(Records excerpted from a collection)
════════════════

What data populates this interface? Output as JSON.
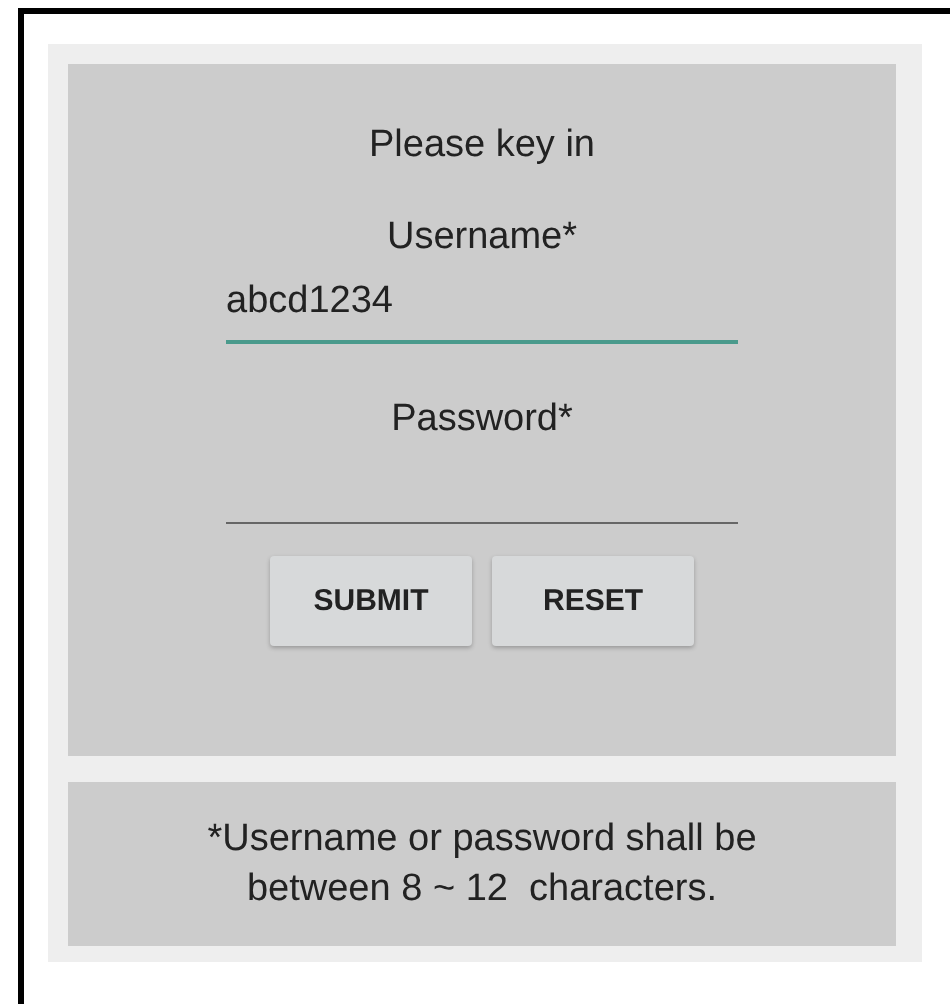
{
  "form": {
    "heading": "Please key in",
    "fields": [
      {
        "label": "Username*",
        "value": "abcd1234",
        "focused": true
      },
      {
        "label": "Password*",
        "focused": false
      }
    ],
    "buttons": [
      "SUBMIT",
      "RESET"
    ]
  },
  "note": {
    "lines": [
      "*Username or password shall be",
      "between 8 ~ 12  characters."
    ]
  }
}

════════════════

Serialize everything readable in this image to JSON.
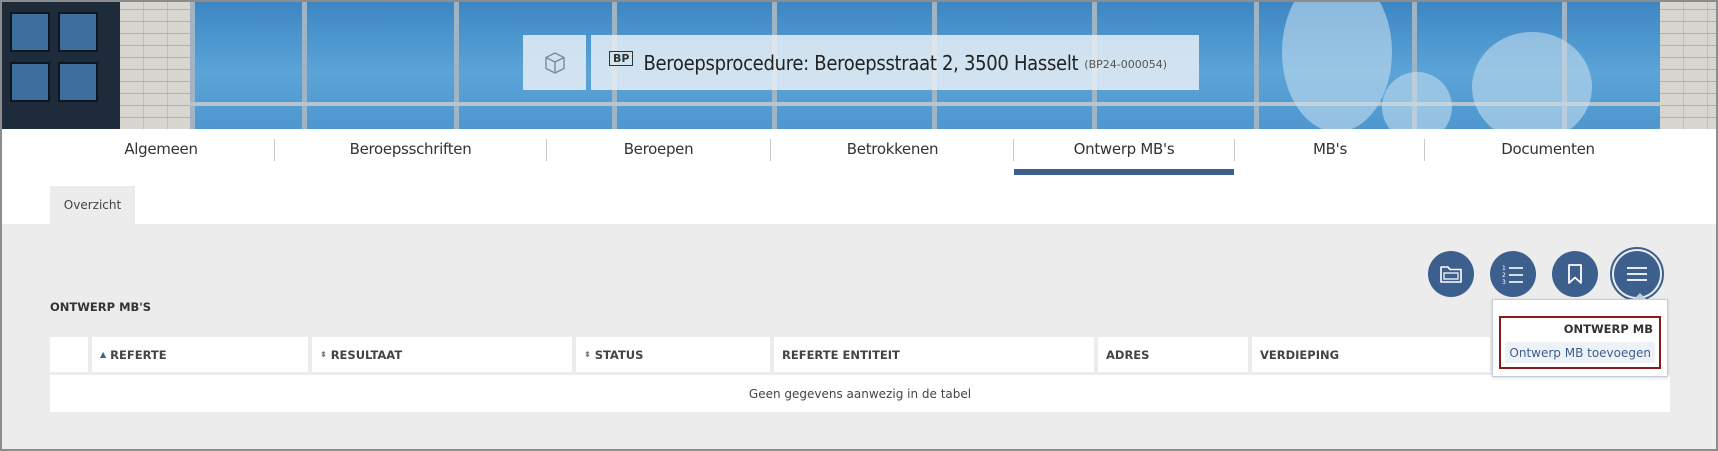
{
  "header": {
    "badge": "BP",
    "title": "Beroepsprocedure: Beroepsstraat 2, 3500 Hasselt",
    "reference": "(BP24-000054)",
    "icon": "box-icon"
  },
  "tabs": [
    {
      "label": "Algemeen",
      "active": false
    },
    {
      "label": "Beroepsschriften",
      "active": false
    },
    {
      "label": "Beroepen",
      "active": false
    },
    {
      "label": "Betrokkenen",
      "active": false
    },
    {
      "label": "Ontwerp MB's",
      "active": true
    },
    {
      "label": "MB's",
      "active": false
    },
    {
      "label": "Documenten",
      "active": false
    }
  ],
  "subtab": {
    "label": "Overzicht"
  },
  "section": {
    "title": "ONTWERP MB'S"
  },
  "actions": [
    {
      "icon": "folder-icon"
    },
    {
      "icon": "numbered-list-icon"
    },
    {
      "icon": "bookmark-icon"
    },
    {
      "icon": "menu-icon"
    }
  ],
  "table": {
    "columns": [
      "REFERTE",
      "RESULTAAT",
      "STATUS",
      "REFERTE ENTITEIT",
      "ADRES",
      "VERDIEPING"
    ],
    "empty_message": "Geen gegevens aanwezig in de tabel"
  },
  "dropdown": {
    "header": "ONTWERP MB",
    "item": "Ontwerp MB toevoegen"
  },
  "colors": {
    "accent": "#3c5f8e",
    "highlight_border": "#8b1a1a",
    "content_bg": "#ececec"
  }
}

════════════════

§ What the task asks
Lines from the records above that hold "this" are the ones to list.

§ Exercise solution
What data populates this interface? Output as JSON.
Serialize everything readable in this image to JSON.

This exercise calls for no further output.